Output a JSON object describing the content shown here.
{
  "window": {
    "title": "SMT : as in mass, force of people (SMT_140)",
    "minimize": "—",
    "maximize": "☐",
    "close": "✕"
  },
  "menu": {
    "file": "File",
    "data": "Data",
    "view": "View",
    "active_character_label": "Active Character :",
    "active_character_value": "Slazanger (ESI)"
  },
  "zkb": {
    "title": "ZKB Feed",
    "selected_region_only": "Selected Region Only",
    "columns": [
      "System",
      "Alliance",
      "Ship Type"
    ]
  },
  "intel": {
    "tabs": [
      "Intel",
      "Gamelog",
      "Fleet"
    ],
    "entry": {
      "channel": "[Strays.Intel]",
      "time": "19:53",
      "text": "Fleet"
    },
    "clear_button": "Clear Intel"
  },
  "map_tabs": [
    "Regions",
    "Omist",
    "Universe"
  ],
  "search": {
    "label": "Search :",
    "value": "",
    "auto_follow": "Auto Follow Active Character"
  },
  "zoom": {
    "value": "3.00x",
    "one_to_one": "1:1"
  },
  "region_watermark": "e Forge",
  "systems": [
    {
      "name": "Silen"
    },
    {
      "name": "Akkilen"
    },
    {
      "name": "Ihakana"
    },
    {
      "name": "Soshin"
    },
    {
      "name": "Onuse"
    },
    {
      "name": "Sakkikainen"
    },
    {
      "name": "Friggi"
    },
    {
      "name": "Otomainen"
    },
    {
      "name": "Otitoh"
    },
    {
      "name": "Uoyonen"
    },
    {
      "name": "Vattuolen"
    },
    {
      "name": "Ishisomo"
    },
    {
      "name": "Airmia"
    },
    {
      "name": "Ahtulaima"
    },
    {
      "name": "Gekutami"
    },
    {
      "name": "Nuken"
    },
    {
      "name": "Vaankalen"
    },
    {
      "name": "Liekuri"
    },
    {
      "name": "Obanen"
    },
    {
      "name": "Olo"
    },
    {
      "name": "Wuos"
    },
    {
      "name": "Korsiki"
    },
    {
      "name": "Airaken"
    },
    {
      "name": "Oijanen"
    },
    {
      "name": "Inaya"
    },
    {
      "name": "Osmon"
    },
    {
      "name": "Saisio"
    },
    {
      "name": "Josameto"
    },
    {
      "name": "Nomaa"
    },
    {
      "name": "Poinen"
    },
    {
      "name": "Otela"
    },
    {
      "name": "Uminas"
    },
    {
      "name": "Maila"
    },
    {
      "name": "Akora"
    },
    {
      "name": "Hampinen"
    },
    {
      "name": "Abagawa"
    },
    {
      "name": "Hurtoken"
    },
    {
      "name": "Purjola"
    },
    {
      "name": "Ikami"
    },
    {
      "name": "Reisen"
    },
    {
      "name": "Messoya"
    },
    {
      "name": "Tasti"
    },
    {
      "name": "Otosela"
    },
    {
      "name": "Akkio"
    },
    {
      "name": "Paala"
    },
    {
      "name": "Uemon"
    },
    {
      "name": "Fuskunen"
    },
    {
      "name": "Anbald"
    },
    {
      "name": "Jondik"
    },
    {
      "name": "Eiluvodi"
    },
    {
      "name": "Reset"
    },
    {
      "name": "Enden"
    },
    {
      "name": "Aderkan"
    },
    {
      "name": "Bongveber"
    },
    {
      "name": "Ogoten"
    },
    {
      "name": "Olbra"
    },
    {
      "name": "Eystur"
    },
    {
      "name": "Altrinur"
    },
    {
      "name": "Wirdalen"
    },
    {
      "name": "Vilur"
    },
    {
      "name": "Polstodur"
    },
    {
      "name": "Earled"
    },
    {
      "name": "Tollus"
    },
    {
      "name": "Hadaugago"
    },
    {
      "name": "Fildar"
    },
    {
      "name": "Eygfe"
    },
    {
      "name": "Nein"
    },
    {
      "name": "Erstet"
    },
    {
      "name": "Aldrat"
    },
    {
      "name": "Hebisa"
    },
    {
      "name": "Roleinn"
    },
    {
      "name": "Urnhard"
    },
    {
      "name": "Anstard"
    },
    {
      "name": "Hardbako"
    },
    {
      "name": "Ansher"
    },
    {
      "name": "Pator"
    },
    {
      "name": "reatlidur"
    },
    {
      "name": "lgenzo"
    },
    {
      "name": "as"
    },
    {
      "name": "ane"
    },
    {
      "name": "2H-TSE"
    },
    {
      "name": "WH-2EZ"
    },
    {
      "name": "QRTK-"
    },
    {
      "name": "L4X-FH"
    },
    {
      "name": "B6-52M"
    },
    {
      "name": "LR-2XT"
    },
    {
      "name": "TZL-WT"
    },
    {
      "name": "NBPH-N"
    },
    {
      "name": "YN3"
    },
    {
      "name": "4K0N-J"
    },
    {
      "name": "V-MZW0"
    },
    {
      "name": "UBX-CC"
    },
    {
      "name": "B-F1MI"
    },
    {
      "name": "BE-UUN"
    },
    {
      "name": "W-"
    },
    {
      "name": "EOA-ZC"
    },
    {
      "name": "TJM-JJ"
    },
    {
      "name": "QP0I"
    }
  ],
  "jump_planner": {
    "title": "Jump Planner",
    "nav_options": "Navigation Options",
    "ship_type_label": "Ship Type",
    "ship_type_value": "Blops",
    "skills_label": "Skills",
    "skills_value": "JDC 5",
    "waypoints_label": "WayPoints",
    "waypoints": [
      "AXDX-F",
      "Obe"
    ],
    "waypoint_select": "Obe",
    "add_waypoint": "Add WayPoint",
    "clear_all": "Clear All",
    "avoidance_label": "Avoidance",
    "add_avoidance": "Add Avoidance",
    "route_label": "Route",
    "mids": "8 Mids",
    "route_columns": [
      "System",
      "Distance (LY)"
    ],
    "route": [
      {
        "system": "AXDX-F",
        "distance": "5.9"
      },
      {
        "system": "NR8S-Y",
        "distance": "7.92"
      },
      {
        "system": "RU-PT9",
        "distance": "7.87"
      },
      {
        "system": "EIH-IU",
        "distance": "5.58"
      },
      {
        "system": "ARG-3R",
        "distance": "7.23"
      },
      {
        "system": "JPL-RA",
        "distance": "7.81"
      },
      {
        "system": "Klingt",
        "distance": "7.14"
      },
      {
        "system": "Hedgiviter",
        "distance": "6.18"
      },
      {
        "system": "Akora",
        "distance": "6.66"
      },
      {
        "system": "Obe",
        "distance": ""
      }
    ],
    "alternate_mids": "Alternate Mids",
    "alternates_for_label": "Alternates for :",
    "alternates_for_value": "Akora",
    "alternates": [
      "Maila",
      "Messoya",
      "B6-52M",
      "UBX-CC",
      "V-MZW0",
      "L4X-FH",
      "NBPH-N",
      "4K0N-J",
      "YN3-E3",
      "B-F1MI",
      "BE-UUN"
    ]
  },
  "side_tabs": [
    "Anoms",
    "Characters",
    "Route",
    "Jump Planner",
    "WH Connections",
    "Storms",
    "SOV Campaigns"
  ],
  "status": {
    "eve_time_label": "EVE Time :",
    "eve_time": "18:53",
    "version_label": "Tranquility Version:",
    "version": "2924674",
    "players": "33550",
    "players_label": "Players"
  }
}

########################################

Retype every entry above, word for word.

Output a JSON object describing the content shown here.
{
  "window": {
    "title": "SMT : as in mass, force of people (SMT_140)",
    "minimize": "—",
    "maximize": "☐",
    "close": "✕"
  },
  "menu": {
    "file": "File",
    "data": "Data",
    "view": "View",
    "active_character_label": "Active Character :",
    "active_character_value": "Slazanger (ESI)"
  },
  "zkb": {
    "title": "ZKB Feed",
    "selected_region_only": "Selected Region Only",
    "columns": [
      "System",
      "Alliance",
      "Ship Type"
    ]
  },
  "intel": {
    "tabs": [
      "Intel",
      "Gamelog",
      "Fleet"
    ],
    "entry": {
      "channel": "[Strays.Intel]",
      "time": "19:53",
      "text": "Fleet"
    },
    "clear_button": "Clear Intel"
  },
  "map_tabs": [
    "Regions",
    "Omist",
    "Universe"
  ],
  "search": {
    "label": "Search :",
    "value": "",
    "auto_follow": "Auto Follow Active Character"
  },
  "zoom": {
    "value": "3.00x",
    "one_to_one": "1:1"
  },
  "region_watermark": "e Forge",
  "systems": [
    {
      "name": "Silen"
    },
    {
      "name": "Akkilen"
    },
    {
      "name": "Ihakana"
    },
    {
      "name": "Soshin"
    },
    {
      "name": "Onuse"
    },
    {
      "name": "Sakkikainen"
    },
    {
      "name": "Friggi"
    },
    {
      "name": "Otomainen"
    },
    {
      "name": "Otitoh"
    },
    {
      "name": "Uoyonen"
    },
    {
      "name": "Vattuolen"
    },
    {
      "name": "Ishisomo"
    },
    {
      "name": "Airmia"
    },
    {
      "name": "Ahtulaima"
    },
    {
      "name": "Gekutami"
    },
    {
      "name": "Nuken"
    },
    {
      "name": "Vaankalen"
    },
    {
      "name": "Liekuri"
    },
    {
      "name": "Obanen"
    },
    {
      "name": "Olo"
    },
    {
      "name": "Wuos"
    },
    {
      "name": "Korsiki"
    },
    {
      "name": "Airaken"
    },
    {
      "name": "Oijanen"
    },
    {
      "name": "Inaya"
    },
    {
      "name": "Osmon"
    },
    {
      "name": "Saisio"
    },
    {
      "name": "Josameto"
    },
    {
      "name": "Nomaa"
    },
    {
      "name": "Poinen"
    },
    {
      "name": "Otela"
    },
    {
      "name": "Uminas"
    },
    {
      "name": "Maila"
    },
    {
      "name": "Akora"
    },
    {
      "name": "Hampinen"
    },
    {
      "name": "Abagawa"
    },
    {
      "name": "Hurtoken"
    },
    {
      "name": "Purjola"
    },
    {
      "name": "Ikami"
    },
    {
      "name": "Reisen"
    },
    {
      "name": "Messoya"
    },
    {
      "name": "Tasti"
    },
    {
      "name": "Otosela"
    },
    {
      "name": "Akkio"
    },
    {
      "name": "Paala"
    },
    {
      "name": "Uemon"
    },
    {
      "name": "Fuskunen"
    },
    {
      "name": "Anbald"
    },
    {
      "name": "Jondik"
    },
    {
      "name": "Eiluvodi"
    },
    {
      "name": "Reset"
    },
    {
      "name": "Enden"
    },
    {
      "name": "Aderkan"
    },
    {
      "name": "Bongveber"
    },
    {
      "name": "Ogoten"
    },
    {
      "name": "Olbra"
    },
    {
      "name": "Eystur"
    },
    {
      "name": "Altrinur"
    },
    {
      "name": "Wirdalen"
    },
    {
      "name": "Vilur"
    },
    {
      "name": "Polstodur"
    },
    {
      "name": "Earled"
    },
    {
      "name": "Tollus"
    },
    {
      "name": "Hadaugago"
    },
    {
      "name": "Fildar"
    },
    {
      "name": "Eygfe"
    },
    {
      "name": "Nein"
    },
    {
      "name": "Erstet"
    },
    {
      "name": "Aldrat"
    },
    {
      "name": "Hebisa"
    },
    {
      "name": "Roleinn"
    },
    {
      "name": "Urnhard"
    },
    {
      "name": "Anstard"
    },
    {
      "name": "Hardbako"
    },
    {
      "name": "Ansher"
    },
    {
      "name": "Pator"
    },
    {
      "name": "reatlidur"
    },
    {
      "name": "lgenzo"
    },
    {
      "name": "as"
    },
    {
      "name": "ane"
    },
    {
      "name": "2H-TSE"
    },
    {
      "name": "WH-2EZ"
    },
    {
      "name": "QRTK-"
    },
    {
      "name": "L4X-FH"
    },
    {
      "name": "B6-52M"
    },
    {
      "name": "LR-2XT"
    },
    {
      "name": "TZL-WT"
    },
    {
      "name": "NBPH-N"
    },
    {
      "name": "YN3"
    },
    {
      "name": "4K0N-J"
    },
    {
      "name": "V-MZW0"
    },
    {
      "name": "UBX-CC"
    },
    {
      "name": "B-F1MI"
    },
    {
      "name": "BE-UUN"
    },
    {
      "name": "W-"
    },
    {
      "name": "EOA-ZC"
    },
    {
      "name": "TJM-JJ"
    },
    {
      "name": "QP0I"
    }
  ],
  "jump_planner": {
    "title": "Jump Planner",
    "nav_options": "Navigation Options",
    "ship_type_label": "Ship Type",
    "ship_type_value": "Blops",
    "skills_label": "Skills",
    "skills_value": "JDC 5",
    "waypoints_label": "WayPoints",
    "waypoints": [
      "AXDX-F",
      "Obe"
    ],
    "waypoint_select": "Obe",
    "add_waypoint": "Add WayPoint",
    "clear_all": "Clear All",
    "avoidance_label": "Avoidance",
    "add_avoidance": "Add Avoidance",
    "route_label": "Route",
    "mids": "8 Mids",
    "route_columns": [
      "System",
      "Distance (LY)"
    ],
    "route": [
      {
        "system": "AXDX-F",
        "distance": "5.9"
      },
      {
        "system": "NR8S-Y",
        "distance": "7.92"
      },
      {
        "system": "RU-PT9",
        "distance": "7.87"
      },
      {
        "system": "EIH-IU",
        "distance": "5.58"
      },
      {
        "system": "ARG-3R",
        "distance": "7.23"
      },
      {
        "system": "JPL-RA",
        "distance": "7.81"
      },
      {
        "system": "Klingt",
        "distance": "7.14"
      },
      {
        "system": "Hedgiviter",
        "distance": "6.18"
      },
      {
        "system": "Akora",
        "distance": "6.66"
      },
      {
        "system": "Obe",
        "distance": ""
      }
    ],
    "alternate_mids": "Alternate Mids",
    "alternates_for_label": "Alternates for :",
    "alternates_for_value": "Akora",
    "alternates": [
      "Maila",
      "Messoya",
      "B6-52M",
      "UBX-CC",
      "V-MZW0",
      "L4X-FH",
      "NBPH-N",
      "4K0N-J",
      "YN3-E3",
      "B-F1MI",
      "BE-UUN"
    ]
  },
  "side_tabs": [
    "Anoms",
    "Characters",
    "Route",
    "Jump Planner",
    "WH Connections",
    "Storms",
    "SOV Campaigns"
  ],
  "status": {
    "eve_time_label": "EVE Time :",
    "eve_time": "18:53",
    "version_label": "Tranquility Version:",
    "version": "2924674",
    "players": "33550",
    "players_label": "Players"
  }
}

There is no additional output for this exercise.